◆ **WORK ORDER A**:
Answer these questions about the Northern bedstraw article:
(i) During which months does Northern bedstraw bloom in Iowa?
(ii) How many stamens does each flower have, and what color are they?
(iii) What were the red roots of bedstraw used to make?
◆ **WORK ORDER B**: List every outside source that the Northern bedstraw article cites for information about Northern bedstraw.
◆ **WORK ORDER C**: Reproduce the Northern bedstraw article word for word, from "I find Northern" up to and including "tall grass prairie.".

◆ **DOCUMENT SEGMENT**:
--- START ---

Katie Byerly of Cerro Gordo County is also known as Iowa Prairie Girl on YouTube.
I like it when plants are named after the supposed useful functions they provided to our forefathers. After scanning the Iowa wildflower Wednesday index, I found that our writers have covered several of these named plants. We have snakeroot and boneset, fleabane and catchfly, compass and cup plants to list a few. Then there’s bedstraw – Laura Belin covered the “cleavers” bedstraw (Galium aparine) back in 2020.
Here I will review a different plant in the bedstraw/madder family: Northern Bedstraw (Galium boreale). And yes, just like the name suggests, these plants were used for mattress stuffing.
Northern bedstraw with Prairie phlox:
Northern bedstraw’s name also suggests its location. Northern (and boreale) meaning that it is widespread across the cooler northern regions of North America. As it turns out, Northern bedstraw is found mainly in the northern counties of Iowa, as shown on this map from the University of Iowa.
I find Northern bedstraw in the open, sunny, prairie of Wilkinson Pioneer park in Cerro Gordo county, Iowa. This plant thrives in medium to moist soil. In addition to prairies and open woodlands, The University of Michigan Herbarium website lists wet habitats such as fens and banks of rivers and lakes as places to find Northern bedstraw.
Like other bedstraws, Northern bedstraw spreads easily. However, unlike other bedstraws, this plant isn’t sticky and therefore doesn’t create messy clumps. Northern bedstraw provides a nice native ground cover. Even though it can reach a height of 1-3 feet, in the Wilkinson prairie the Northern bedstraw is a shorter plant in the tall grass prairie.
Northern bedstraw blooms in Iowa from June through August. It is a very prolific bloomer, with numerous tiny bleach white flowers in clusters at the top of the plants.
The individual mini flowers (⅛ to ¼ inch) are not easy to photograph! These next two photos show the 4 white pointy tipped petals of each flower.
Each little flower has four creamy colored stamens.
Minnesota Wildflowers tells us that Northern bedstraw is “most easily identified by the whorls of 4 long, narrow leaves and its smooth stem.”
The narrow, smooth edged leaves can grow to be 2 inches long. The leaves attach directly and evenly around the square stem in groups of four.
Another characteristic of the leaves are their three distinct parallel veins.
Unlike the other sprawling bedstraws, Northern bedstraw has an erect, smooth stem that can stand upright.
Other varieties of bedstraw have backward-pointing hooked bristles on their leaves, stems, and seeds that make them sticky and clingy. They attach to each other, animals and clothing. Northern bedstraw lacks these hooked hairs—and thank goodness. Otherwise walking through the Wilkinson prairie would no longer be enjoyable.
Tiny two-parted nutlets develop as seed pods. Northern bedstraw can spread by seed or by its underground rhizomes. Like other plants in the madder family, the red roots of bedstraw were used to make red dye.
So apparently it was the clingy type of bedstraw with its tiny hooks that created mattresses that didn’t shift and lose their shape. However, in her article “Great Northern Bedstraw: A Beloved and Underrated Wild Plant,” the author of the Alchemessence website raves about the fresh honey like and fresh hay fragrance of Northern Bedstraw, saying it was “often used as bedding because of its sweet scent.”

--- END ---

◆ **DATASET**:
--- START ---

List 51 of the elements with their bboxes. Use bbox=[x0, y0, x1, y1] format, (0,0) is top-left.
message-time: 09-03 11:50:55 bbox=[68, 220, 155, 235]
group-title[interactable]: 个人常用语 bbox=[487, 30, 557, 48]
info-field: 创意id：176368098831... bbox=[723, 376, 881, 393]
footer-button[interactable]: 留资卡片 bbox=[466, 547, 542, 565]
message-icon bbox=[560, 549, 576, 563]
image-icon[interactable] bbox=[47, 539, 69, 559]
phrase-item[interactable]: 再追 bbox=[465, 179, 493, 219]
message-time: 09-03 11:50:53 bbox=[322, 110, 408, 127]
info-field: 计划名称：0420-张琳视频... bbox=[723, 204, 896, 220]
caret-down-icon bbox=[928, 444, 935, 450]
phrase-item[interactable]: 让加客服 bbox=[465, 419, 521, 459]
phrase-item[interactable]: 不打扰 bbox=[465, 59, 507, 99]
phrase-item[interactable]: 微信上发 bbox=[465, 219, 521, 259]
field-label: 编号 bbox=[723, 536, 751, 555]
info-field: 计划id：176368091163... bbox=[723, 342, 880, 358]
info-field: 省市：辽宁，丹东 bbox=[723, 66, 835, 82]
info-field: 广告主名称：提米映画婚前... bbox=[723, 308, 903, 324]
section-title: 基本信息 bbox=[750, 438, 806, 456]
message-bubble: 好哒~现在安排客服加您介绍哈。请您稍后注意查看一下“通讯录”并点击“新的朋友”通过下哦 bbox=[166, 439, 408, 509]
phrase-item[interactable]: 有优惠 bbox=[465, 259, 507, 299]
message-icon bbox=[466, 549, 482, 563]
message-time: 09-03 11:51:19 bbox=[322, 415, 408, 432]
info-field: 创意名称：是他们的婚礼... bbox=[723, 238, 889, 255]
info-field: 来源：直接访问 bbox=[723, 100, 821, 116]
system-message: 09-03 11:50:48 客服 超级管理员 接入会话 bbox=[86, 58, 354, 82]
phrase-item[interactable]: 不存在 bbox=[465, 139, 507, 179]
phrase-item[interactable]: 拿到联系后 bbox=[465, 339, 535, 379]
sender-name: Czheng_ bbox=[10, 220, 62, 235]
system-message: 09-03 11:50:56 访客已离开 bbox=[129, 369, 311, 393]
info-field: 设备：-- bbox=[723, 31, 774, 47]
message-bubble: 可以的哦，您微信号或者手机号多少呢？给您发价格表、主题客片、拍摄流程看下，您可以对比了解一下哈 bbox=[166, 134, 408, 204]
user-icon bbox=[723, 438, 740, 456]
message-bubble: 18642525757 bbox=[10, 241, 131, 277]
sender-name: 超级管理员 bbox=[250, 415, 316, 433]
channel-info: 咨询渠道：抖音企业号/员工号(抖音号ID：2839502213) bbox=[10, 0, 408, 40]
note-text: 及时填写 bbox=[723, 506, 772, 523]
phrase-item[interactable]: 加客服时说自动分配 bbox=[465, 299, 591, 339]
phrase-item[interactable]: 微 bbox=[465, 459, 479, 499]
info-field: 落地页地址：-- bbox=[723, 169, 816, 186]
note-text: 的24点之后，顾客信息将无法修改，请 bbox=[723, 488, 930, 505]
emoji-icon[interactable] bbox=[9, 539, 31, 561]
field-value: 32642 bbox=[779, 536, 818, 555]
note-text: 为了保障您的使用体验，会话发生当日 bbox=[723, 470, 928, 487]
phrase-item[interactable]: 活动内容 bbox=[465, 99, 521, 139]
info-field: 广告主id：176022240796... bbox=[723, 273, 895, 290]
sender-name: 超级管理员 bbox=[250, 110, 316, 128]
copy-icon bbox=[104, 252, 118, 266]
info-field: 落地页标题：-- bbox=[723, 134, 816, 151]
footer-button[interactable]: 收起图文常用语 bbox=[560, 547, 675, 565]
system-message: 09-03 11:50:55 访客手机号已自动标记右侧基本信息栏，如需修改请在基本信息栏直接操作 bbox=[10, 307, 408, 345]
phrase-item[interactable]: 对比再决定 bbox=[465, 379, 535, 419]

--- END ---

◆ **WRITTEN SOLUTION A**:
(i) June through August
(ii) Four, creamy colored
(iii) Red dye

◆ **WRITTEN SOLUTION B**:
- University of Iowa (map)
- The University of Michigan Herbarium website
- Minnesota Wildflowers
- The Alchemessence website (article "Great Northern Bedstraw: A Beloved and Underrated Wild Plant")

◆ **WRITTEN SOLUTION C**:
I find Northern bedstraw in the open, sunny, prairie of Wilkinson Pioneer park in Cerro Gordo county, Iowa. This plant thrives in medium to moist soil. In addition to prairies and open woodlands, The University of Michigan Herbarium website lists wet habitats such as fens and banks of rivers and lakes as places to find Northern bedstraw.
Like other bedstraws, Northern bedstraw spreads easily. However, unlike other bedstraws, this plant isn’t sticky and therefore doesn’t create messy clumps. Northern bedstraw provides a nice native ground cover. Even though it can reach a height of 1-3 feet, in the Wilkinson prairie the Northern bedstraw is a shorter plant in the tall grass prairie.